• **Work required**
Can you quote, word for word, the data starting at its very first line and ending at the line that contains "Detect and localize", with that line included?

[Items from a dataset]
------------------------------------------------

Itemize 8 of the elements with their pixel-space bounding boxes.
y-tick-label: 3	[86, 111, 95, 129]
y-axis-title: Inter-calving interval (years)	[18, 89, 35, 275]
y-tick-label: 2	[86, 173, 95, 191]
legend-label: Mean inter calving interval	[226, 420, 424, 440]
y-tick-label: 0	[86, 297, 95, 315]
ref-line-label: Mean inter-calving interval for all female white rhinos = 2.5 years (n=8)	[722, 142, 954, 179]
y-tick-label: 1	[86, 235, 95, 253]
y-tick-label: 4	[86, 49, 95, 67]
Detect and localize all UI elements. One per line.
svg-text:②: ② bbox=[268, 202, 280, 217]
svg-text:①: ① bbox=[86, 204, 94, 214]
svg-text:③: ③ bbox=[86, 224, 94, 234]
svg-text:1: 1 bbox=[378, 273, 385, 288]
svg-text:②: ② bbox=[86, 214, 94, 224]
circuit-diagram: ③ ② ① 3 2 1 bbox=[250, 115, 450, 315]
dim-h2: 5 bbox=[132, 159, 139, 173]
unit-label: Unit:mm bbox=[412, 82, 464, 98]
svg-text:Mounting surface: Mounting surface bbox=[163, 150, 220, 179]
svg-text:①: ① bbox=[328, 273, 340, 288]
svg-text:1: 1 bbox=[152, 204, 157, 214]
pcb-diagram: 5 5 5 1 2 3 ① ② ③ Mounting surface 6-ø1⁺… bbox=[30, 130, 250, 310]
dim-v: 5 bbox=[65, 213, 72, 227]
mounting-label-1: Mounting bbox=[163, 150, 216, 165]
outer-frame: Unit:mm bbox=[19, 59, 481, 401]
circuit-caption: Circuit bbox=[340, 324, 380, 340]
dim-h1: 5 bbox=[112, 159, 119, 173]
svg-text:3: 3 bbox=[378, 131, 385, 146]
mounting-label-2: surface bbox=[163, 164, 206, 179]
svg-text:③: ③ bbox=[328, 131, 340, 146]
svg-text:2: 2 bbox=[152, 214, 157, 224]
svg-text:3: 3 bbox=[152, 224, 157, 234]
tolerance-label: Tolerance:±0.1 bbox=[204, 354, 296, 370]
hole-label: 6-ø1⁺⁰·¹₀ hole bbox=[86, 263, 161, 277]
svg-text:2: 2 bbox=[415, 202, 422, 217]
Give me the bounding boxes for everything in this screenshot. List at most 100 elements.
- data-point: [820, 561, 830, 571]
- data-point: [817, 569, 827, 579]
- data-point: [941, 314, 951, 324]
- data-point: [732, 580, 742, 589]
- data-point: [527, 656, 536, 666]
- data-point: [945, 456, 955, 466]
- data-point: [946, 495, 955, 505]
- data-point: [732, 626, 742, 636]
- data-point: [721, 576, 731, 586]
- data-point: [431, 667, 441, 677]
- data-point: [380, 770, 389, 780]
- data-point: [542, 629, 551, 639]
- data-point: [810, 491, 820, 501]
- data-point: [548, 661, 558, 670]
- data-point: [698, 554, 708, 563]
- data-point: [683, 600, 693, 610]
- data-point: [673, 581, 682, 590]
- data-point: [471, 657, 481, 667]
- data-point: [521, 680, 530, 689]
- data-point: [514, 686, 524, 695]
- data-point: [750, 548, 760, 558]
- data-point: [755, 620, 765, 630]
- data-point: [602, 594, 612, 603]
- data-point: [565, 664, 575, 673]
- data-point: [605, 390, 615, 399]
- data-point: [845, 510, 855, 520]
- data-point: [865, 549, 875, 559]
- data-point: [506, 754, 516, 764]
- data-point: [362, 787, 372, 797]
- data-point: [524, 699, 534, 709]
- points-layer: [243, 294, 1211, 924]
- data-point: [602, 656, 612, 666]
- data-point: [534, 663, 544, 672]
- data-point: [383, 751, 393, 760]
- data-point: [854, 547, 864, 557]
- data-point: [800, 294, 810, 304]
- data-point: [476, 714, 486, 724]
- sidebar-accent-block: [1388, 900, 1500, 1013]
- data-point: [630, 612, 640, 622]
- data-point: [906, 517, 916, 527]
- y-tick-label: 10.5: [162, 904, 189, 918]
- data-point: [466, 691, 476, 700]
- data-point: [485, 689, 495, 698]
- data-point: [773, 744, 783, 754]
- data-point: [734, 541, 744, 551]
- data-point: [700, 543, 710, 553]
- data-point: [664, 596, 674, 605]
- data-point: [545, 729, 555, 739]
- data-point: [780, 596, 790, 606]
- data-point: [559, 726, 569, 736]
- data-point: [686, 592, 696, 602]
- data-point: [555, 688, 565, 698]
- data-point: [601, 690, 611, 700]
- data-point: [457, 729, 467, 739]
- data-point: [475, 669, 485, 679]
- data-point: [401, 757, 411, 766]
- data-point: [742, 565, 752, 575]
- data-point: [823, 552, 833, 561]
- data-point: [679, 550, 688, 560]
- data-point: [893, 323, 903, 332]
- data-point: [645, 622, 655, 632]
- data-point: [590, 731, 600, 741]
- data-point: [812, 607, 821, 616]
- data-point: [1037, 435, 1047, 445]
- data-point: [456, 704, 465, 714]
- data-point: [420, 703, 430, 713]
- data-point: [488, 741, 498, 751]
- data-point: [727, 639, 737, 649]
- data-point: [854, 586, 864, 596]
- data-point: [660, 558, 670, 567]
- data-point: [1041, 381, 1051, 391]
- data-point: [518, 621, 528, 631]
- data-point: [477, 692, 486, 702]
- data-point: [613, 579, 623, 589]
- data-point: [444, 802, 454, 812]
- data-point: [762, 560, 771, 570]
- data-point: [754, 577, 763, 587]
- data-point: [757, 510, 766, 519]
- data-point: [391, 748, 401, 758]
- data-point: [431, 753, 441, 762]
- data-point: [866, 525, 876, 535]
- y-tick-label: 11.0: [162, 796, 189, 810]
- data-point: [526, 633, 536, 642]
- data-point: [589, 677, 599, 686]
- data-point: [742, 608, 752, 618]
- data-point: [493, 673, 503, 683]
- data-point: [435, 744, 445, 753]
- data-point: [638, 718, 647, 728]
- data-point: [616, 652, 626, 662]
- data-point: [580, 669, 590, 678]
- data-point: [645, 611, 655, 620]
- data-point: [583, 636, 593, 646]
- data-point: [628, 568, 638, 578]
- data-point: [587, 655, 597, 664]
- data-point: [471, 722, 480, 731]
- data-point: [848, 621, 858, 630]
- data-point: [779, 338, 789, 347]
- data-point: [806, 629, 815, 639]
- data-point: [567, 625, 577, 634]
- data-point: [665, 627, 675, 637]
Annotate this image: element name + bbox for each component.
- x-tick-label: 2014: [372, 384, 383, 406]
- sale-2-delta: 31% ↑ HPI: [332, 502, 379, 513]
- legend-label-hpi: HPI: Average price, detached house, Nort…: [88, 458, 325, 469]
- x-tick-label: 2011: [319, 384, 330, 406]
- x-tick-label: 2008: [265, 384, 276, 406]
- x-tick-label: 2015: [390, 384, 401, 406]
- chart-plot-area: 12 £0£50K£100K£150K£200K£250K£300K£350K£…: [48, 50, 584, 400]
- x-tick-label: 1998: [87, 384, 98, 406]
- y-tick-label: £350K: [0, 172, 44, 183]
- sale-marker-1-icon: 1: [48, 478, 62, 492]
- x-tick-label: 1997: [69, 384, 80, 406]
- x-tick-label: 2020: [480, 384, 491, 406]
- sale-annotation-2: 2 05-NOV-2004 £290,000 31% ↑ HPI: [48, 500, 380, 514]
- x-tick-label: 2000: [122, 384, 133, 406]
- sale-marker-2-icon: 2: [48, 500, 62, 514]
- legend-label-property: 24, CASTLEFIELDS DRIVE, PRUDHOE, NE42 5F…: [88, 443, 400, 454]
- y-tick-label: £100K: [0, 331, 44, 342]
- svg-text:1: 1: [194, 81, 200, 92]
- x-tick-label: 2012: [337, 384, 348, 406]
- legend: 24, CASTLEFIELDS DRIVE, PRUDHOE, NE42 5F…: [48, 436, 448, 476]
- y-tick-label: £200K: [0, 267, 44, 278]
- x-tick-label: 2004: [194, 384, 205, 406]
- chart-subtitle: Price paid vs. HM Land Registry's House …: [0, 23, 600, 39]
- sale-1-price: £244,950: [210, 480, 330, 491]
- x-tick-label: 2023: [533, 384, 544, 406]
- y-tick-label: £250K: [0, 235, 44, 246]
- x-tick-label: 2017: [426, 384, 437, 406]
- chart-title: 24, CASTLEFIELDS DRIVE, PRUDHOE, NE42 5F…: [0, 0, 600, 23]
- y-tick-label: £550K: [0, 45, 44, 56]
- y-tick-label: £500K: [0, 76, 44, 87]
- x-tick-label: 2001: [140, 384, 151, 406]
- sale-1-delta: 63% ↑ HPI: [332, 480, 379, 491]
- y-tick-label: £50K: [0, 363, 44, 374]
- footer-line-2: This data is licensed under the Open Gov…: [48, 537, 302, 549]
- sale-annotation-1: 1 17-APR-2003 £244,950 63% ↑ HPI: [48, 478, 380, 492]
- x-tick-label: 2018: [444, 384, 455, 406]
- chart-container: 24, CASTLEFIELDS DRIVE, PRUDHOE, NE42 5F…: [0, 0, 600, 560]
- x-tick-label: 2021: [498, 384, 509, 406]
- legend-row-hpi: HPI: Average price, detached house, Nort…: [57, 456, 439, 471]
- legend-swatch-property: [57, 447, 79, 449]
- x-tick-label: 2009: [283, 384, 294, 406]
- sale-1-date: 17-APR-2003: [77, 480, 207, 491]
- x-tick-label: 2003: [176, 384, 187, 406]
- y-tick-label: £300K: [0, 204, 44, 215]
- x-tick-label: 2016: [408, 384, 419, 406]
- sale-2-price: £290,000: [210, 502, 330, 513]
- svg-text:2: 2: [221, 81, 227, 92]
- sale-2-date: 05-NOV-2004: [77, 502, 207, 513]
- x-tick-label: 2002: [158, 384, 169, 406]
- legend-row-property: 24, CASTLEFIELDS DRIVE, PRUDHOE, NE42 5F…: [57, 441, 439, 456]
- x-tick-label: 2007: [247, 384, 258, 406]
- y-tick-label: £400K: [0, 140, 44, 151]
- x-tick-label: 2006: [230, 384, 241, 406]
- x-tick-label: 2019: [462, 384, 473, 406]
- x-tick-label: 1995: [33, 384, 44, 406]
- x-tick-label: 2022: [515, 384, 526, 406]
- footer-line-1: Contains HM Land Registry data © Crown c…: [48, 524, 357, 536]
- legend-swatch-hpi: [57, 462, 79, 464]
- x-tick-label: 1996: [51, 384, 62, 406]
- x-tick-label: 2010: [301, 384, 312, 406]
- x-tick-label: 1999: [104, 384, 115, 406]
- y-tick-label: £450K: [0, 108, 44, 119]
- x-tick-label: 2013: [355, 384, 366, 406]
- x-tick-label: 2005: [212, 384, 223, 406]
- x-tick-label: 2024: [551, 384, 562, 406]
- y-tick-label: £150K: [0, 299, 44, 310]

------------------------------------------------

• **Task response**
Itemize 8 of the elements with their pixel-space bounding boxes.
y-tick-label: 3	[86, 111, 95, 129]
y-axis-title: Inter-calving interval (years)	[18, 89, 35, 275]
y-tick-label: 2	[86, 173, 95, 191]
legend-label: Mean inter calving interval	[226, 420, 424, 440]
y-tick-label: 0	[86, 297, 95, 315]
ref-line-label: Mean inter-calving interval for all female white rhinos = 2.5 years (n=8)	[722, 142, 954, 179]
y-tick-label: 1	[86, 235, 95, 253]
y-tick-label: 4	[86, 49, 95, 67]
Detect and localize all UI elements. One per line.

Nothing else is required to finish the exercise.